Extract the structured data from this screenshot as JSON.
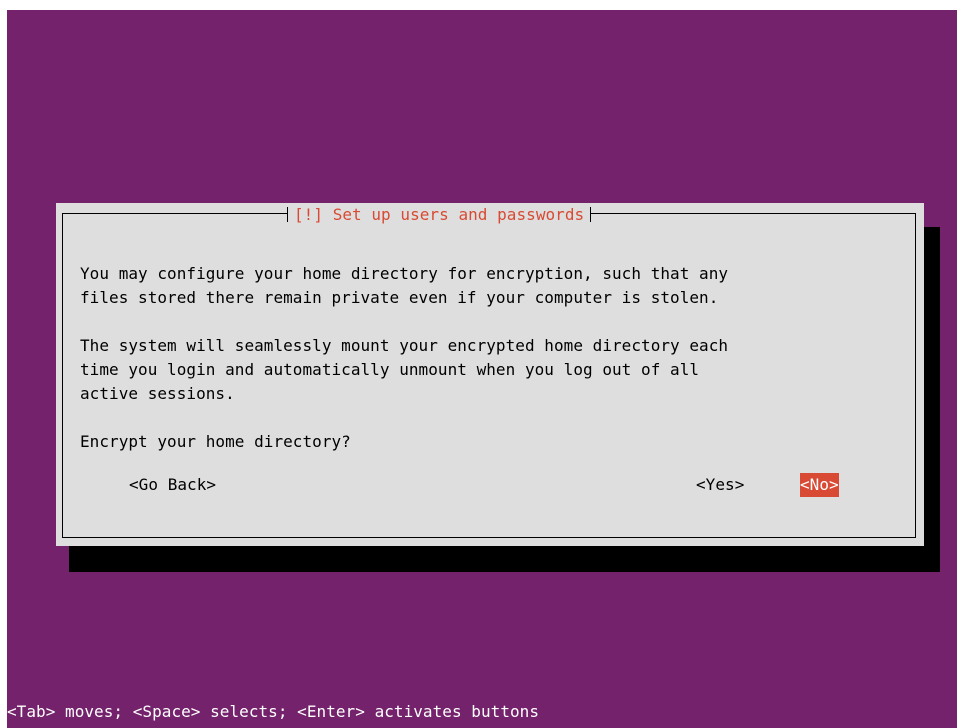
{
  "dialog": {
    "title": "[!] Set up users and passwords",
    "paragraph1": [
      "You may configure your home directory for encryption, such that any",
      "files stored there remain private even if your computer is stolen."
    ],
    "paragraph2": [
      "The system will seamlessly mount your encrypted home directory each",
      "time you login and automatically unmount when you log out of all",
      "active sessions."
    ],
    "question": "Encrypt your home directory?",
    "buttons": {
      "go_back": "<Go Back>",
      "yes": "<Yes>",
      "no": "<No>"
    },
    "selected_button": "no"
  },
  "status_bar": "<Tab> moves; <Space> selects; <Enter> activates buttons",
  "colors": {
    "background": "#74226c",
    "dialog": "#dedede",
    "accent": "#d84a33",
    "shadow": "#000000"
  }
}
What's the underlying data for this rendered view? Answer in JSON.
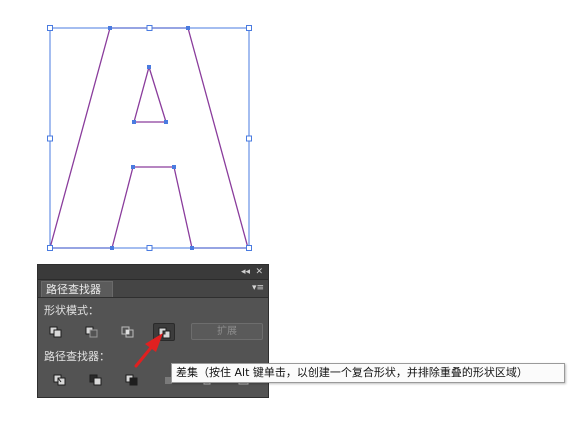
{
  "panel": {
    "title": "路径查找器",
    "collapse_glyph": "◂◂",
    "close_glyph": "✕",
    "menu_glyph": "▾≡",
    "shape_modes_label": "形状模式：",
    "pathfinders_label": "路径查找器：",
    "expand_label": "扩展",
    "shape_mode_icons": [
      "unite-icon",
      "minus-front-icon",
      "intersect-icon",
      "exclude-icon"
    ],
    "pathfinder_icons": [
      "divide-icon",
      "trim-icon",
      "merge-icon",
      "crop-icon",
      "outline-icon",
      "minus-back-icon"
    ]
  },
  "tooltip": {
    "text": "差集（按住 Alt 键单击，以创建一个复合形状，并排除重叠的形状区域）"
  },
  "colors": {
    "selection_blue": "#4a7be0",
    "path_purple": "#8a3c9c",
    "arrow_red": "#e02020",
    "panel_bg": "#535353"
  }
}
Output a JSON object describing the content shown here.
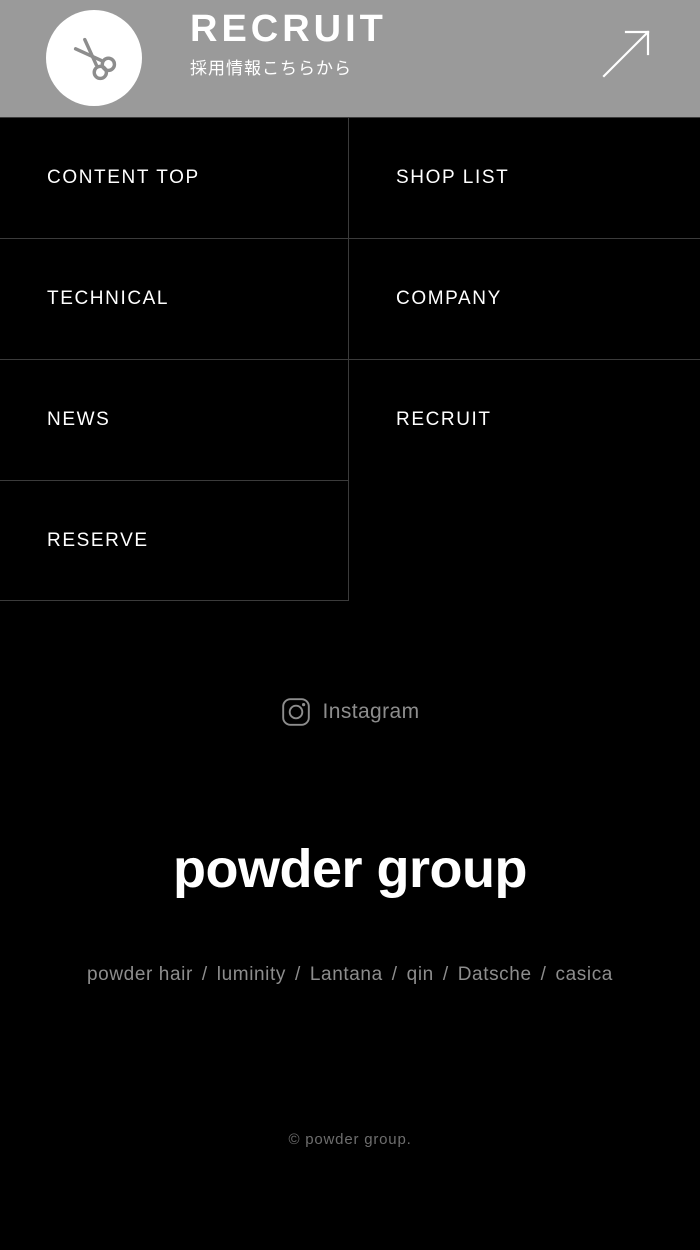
{
  "colors": {
    "page_background": "#000000",
    "banner_background": "#9a9a9a",
    "grid_border": "#3b3b3b",
    "primary_text": "#ffffff",
    "muted_text": "#8d8d8d",
    "copyright_text": "#6e6e6e"
  },
  "recruit_banner": {
    "title": "RECRUIT",
    "subtitle": "採用情報こちらから",
    "scissors_icon": "scissors-icon",
    "arrow_icon": "arrow-up-right-icon"
  },
  "nav": {
    "items": [
      {
        "label": "CONTENT TOP",
        "column": "left"
      },
      {
        "label": "SHOP LIST",
        "column": "right"
      },
      {
        "label": "TECHNICAL",
        "column": "left"
      },
      {
        "label": "COMPANY",
        "column": "right"
      },
      {
        "label": "NEWS",
        "column": "left"
      },
      {
        "label": "RECRUIT",
        "column": "right"
      },
      {
        "label": "RESERVE",
        "column": "left"
      }
    ]
  },
  "social": {
    "instagram_icon": "instagram-icon",
    "instagram_label": "Instagram"
  },
  "footer": {
    "logo": "powder group",
    "brands": [
      "powder hair",
      "luminity",
      "Lantana",
      "qin",
      "Datsche",
      "casica"
    ],
    "brand_separator": "/",
    "copyright": "© powder group."
  }
}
-*-
Do this:
Reproduce each line exactly, please, except for any pictures.

The response:
Extract the structured data from this screenshot as JSON.
{
  "dialog": {
    "title": "[!] Set up users and passwords",
    "paragraph1": [
      "You may configure your home directory for encryption, such that any",
      "files stored there remain private even if your computer is stolen."
    ],
    "paragraph2": [
      "The system will seamlessly mount your encrypted home directory each",
      "time you login and automatically unmount when you log out of all",
      "active sessions."
    ],
    "question": "Encrypt your home directory?",
    "buttons": {
      "go_back": "<Go Back>",
      "yes": "<Yes>",
      "no": "<No>"
    },
    "selected_button": "no"
  },
  "status_bar": "<Tab> moves; <Space> selects; <Enter> activates buttons",
  "colors": {
    "background": "#74226c",
    "dialog": "#dedede",
    "accent": "#d84a33",
    "shadow": "#000000"
  }
}
What's the underlying data for this rendered view? Answer in JSON.
{
  "panel": {
    "title": "路径查找器",
    "collapse_glyph": "◂◂",
    "close_glyph": "✕",
    "menu_glyph": "▾≡",
    "shape_modes_label": "形状模式：",
    "pathfinders_label": "路径查找器：",
    "expand_label": "扩展",
    "shape_mode_icons": [
      "unite-icon",
      "minus-front-icon",
      "intersect-icon",
      "exclude-icon"
    ],
    "pathfinder_icons": [
      "divide-icon",
      "trim-icon",
      "merge-icon",
      "crop-icon",
      "outline-icon",
      "minus-back-icon"
    ]
  },
  "tooltip": {
    "text": "差集（按住 Alt 键单击，以创建一个复合形状，并排除重叠的形状区域）"
  },
  "colors": {
    "selection_blue": "#4a7be0",
    "path_purple": "#8a3c9c",
    "arrow_red": "#e02020",
    "panel_bg": "#535353"
  }
}
Output a JSON object describing the content shown here.
{
  "colors": {
    "page_background": "#000000",
    "banner_background": "#9a9a9a",
    "grid_border": "#3b3b3b",
    "primary_text": "#ffffff",
    "muted_text": "#8d8d8d",
    "copyright_text": "#6e6e6e"
  },
  "recruit_banner": {
    "title": "RECRUIT",
    "subtitle": "採用情報こちらから",
    "scissors_icon": "scissors-icon",
    "arrow_icon": "arrow-up-right-icon"
  },
  "nav": {
    "items": [
      {
        "label": "CONTENT TOP",
        "column": "left"
      },
      {
        "label": "SHOP LIST",
        "column": "right"
      },
      {
        "label": "TECHNICAL",
        "column": "left"
      },
      {
        "label": "COMPANY",
        "column": "right"
      },
      {
        "label": "NEWS",
        "column": "left"
      },
      {
        "label": "RECRUIT",
        "column": "right"
      },
      {
        "label": "RESERVE",
        "column": "left"
      }
    ]
  },
  "social": {
    "instagram_icon": "instagram-icon",
    "instagram_label": "Instagram"
  },
  "footer": {
    "logo": "powder group",
    "brands": [
      "powder hair",
      "luminity",
      "Lantana",
      "qin",
      "Datsche",
      "casica"
    ],
    "brand_separator": "/",
    "copyright": "© powder group."
  }
}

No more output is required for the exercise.